Stored records
┏━━
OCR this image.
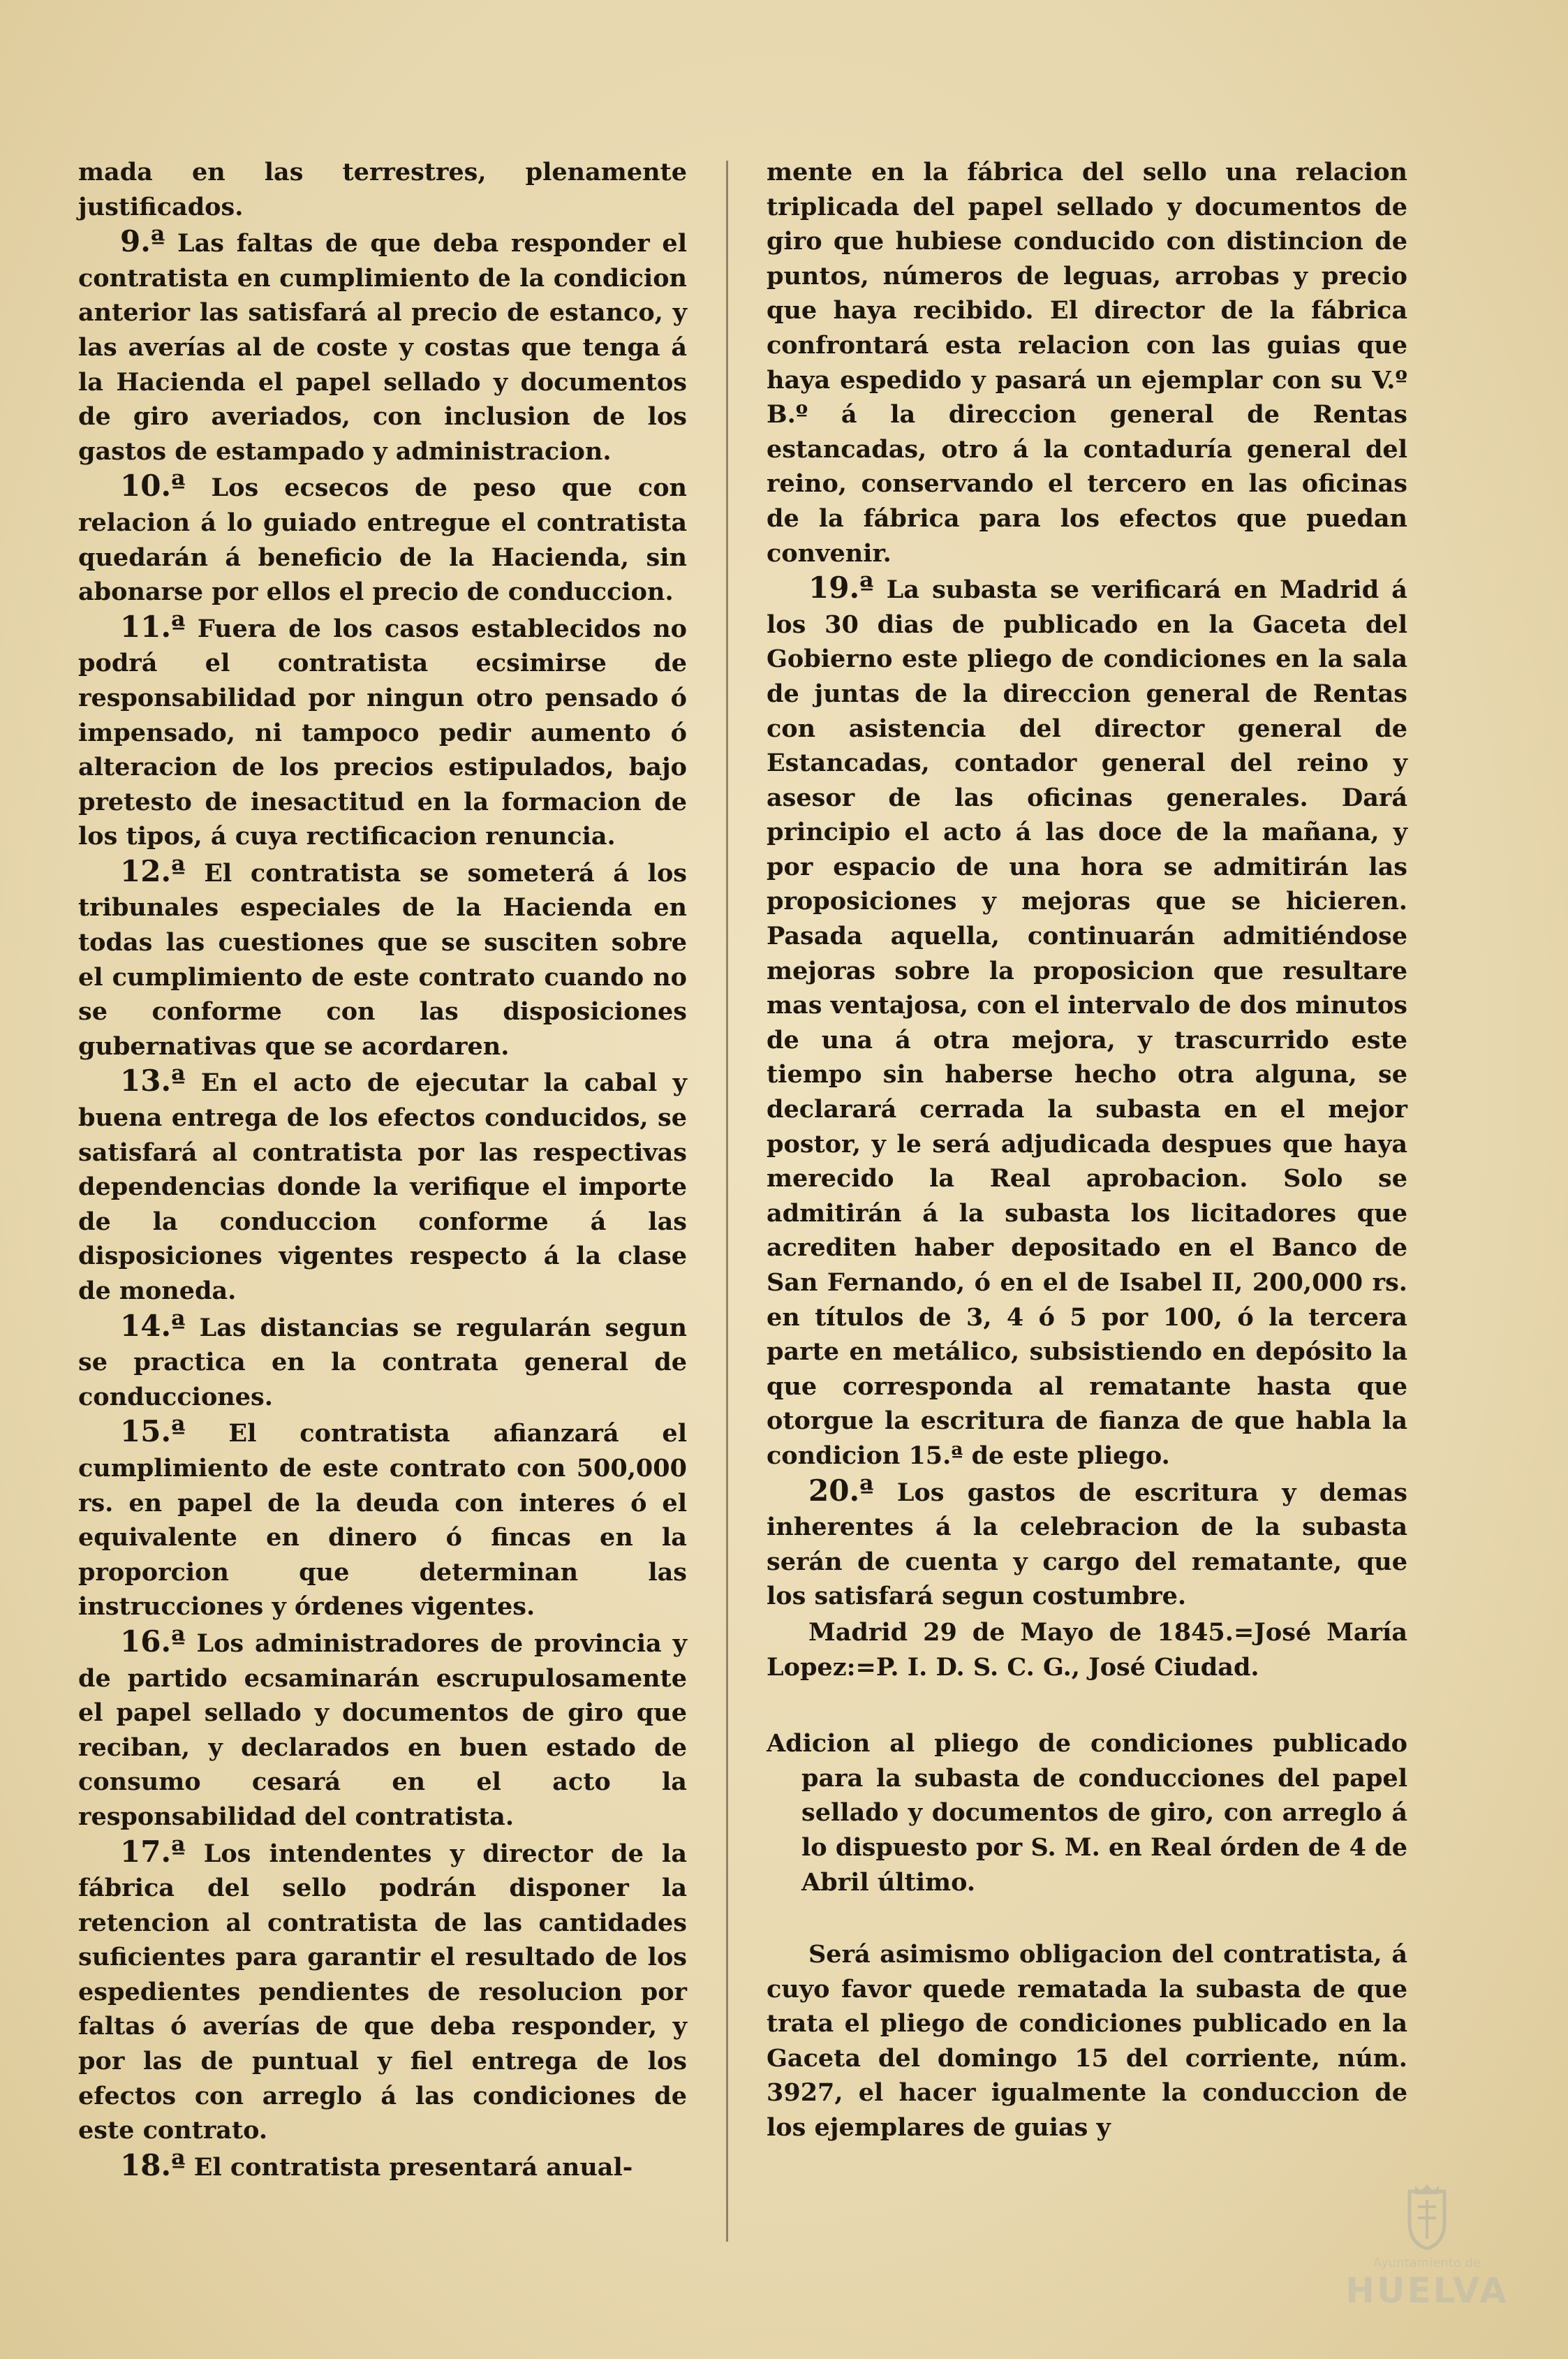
mada en las terrestres, plenamente justificados.

9.ª Las faltas de que deba responder el contratista en cumplimiento de la condicion anterior las satisfará al precio de estanco, y las averías al de coste y costas que tenga á la Hacienda el papel sellado y documentos de giro averiados, con inclusion de los gastos de estampado y administracion.

10.ª Los ecsecos de peso que con relacion á lo guiado entregue el contratista quedarán á beneficio de la Hacienda, sin abonarse por ellos el precio de conduccion.

11.ª Fuera de los casos establecidos no podrá el contratista ecsimirse de responsabilidad por ningun otro pensado ó impensado, ni tampoco pedir aumento ó alteracion de los precios estipulados, bajo pretesto de inesactitud en la formacion de los tipos, á cuya rectificacion renuncia.

12.ª El contratista se someterá á los tribunales especiales de la Hacienda en todas las cuestiones que se susciten sobre el cumplimiento de este contrato cuando no se conforme con las disposiciones gubernativas que se acordaren.

13.ª En el acto de ejecutar la cabal y buena entrega de los efectos conducidos, se satisfará al contratista por las respectivas dependencias donde la verifique el importe de la conduccion conforme á las disposiciones vigentes respecto á la clase de moneda.

14.ª Las distancias se regularán segun se practica en la contrata general de conducciones.

15.ª El contratista afianzará el cumplimiento de este contrato con 500,000 rs. en papel de la deuda con interes ó el equivalente en dinero ó fincas en la proporcion que determinan las instrucciones y órdenes vigentes.

16.ª Los administradores de provincia y de partido ecsaminarán escrupulosamente el papel sellado y documentos de giro que reciban, y declarados en buen estado de consumo cesará en el acto la responsabilidad del contratista.

17.ª Los intendentes y director de la fábrica del sello podrán disponer la retencion al contratista de las cantidades suficientes para garantir el resultado de los espedientes pendientes de resolucion por faltas ó averías de que deba responder, y por las de puntual y fiel entrega de los efectos con arreglo á las condiciones de este contrato.

18.ª El contratista presentará anual-

mente en la fábrica del sello una relacion triplicada del papel sellado y documentos de giro que hubiese conducido con distincion de puntos, números de leguas, arrobas y precio que haya recibido. El director de la fábrica confrontará esta relacion con las guias que haya espedido y pasará un ejemplar con su V.º B.º á la direccion general de Rentas estancadas, otro á la contaduría general del reino, conservando el tercero en las oficinas de la fábrica para los efectos que puedan convenir.

19.ª La subasta se verificará en Madrid á los 30 dias de publicado en la Gaceta del Gobierno este pliego de condiciones en la sala de juntas de la direccion general de Rentas con asistencia del director general de Estancadas, contador general del reino y asesor de las oficinas generales. Dará principio el acto á las doce de la mañana, y por espacio de una hora se admitirán las proposiciones y mejoras que se hicieren. Pasada aquella, continuarán admitiéndose mejoras sobre la proposicion que resultare mas ventajosa, con el intervalo de dos minutos de una á otra mejora, y trascurrido este tiempo sin haberse hecho otra alguna, se declarará cerrada la subasta en el mejor postor, y le será adjudicada despues que haya merecido la Real aprobacion. Solo se admitirán á la subasta los licitadores que acrediten haber depositado en el Banco de San Fernando, ó en el de Isabel II, 200,000 rs. en títulos de 3, 4 ó 5 por 100, ó la tercera parte en metálico, subsistiendo en depósito la que corresponda al rematante hasta que otorgue la escritura de fianza de que habla la condicion 15.ª de este pliego.

20.ª Los gastos de escritura y demas inherentes á la celebracion de la subasta serán de cuenta y cargo del rematante, que los satisfará segun costumbre.

Madrid 29 de Mayo de 1845.=José María Lopez:=P. I. D. S. C. G., José Ciudad.

Adicion al pliego de condiciones publicado para la subasta de conducciones del papel sellado y documentos de giro, con arreglo á lo dispuesto por S. M. en Real órden de 4 de Abril último.

Será asimismo obligacion del contratista, á cuyo favor quede rematada la subasta de que trata el pliego de condiciones publicado en la Gaceta del domingo 15 del corriente, núm. 3927, el hacer igualmente la conduccion de los ejemplares de guias y

Ayuntamiento de
HUELVA
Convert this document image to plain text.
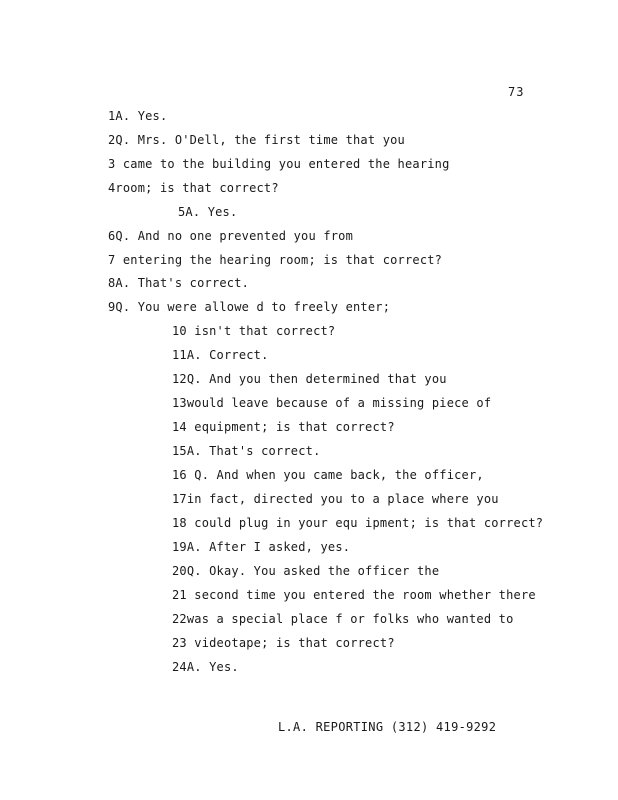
73
1A. Yes.
2Q. Mrs. O'Dell, the first time that you
3 came to the building you entered the hearing
4room; is that correct?
5A. Yes.
6Q. And no one prevented you from
7 entering the hearing room; is that correct?
8A. That's correct.
9Q. You were allowe d to freely enter;
10 isn't that correct?
11A. Correct.
12Q. And you then determined that you
13would leave because of a missing piece of
14 equipment; is that correct?
15A. That's correct.
16 Q. And when you came back, the officer,
17in fact, directed you to a place where you
18 could plug in your equ ipment; is that correct?
19A. After I asked, yes.
20Q. Okay. You asked the officer the
21 second time you entered the room whether there
22was a special place f or folks who wanted to
23 videotape; is that correct?
24A. Yes.
L.A. REPORTING (312) 419-9292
┗━━
_Set problem_
Locate all lines that include the word "relacion" and copy them out.

_Worked solution_
10.ª Los ecsecos de peso que con relacion á lo guiado entregue el contratista quedarán á beneficio de la Hacienda, sin abonarse por ellos el precio de conduccion.
mente en la fábrica del sello una relacion triplicada del papel sellado y documentos de giro que hubiese conducido con distincion de puntos, números de leguas, arrobas y precio que haya recibido. El director de la fábrica confrontará esta relacion con las guias que haya espedido y pasará un ejemplar con su V.º B.º á la direccion general de Rentas estancadas, otro á la contaduría general del reino, conservando el tercero en las oficinas de la fábrica para los efectos que puedan convenir.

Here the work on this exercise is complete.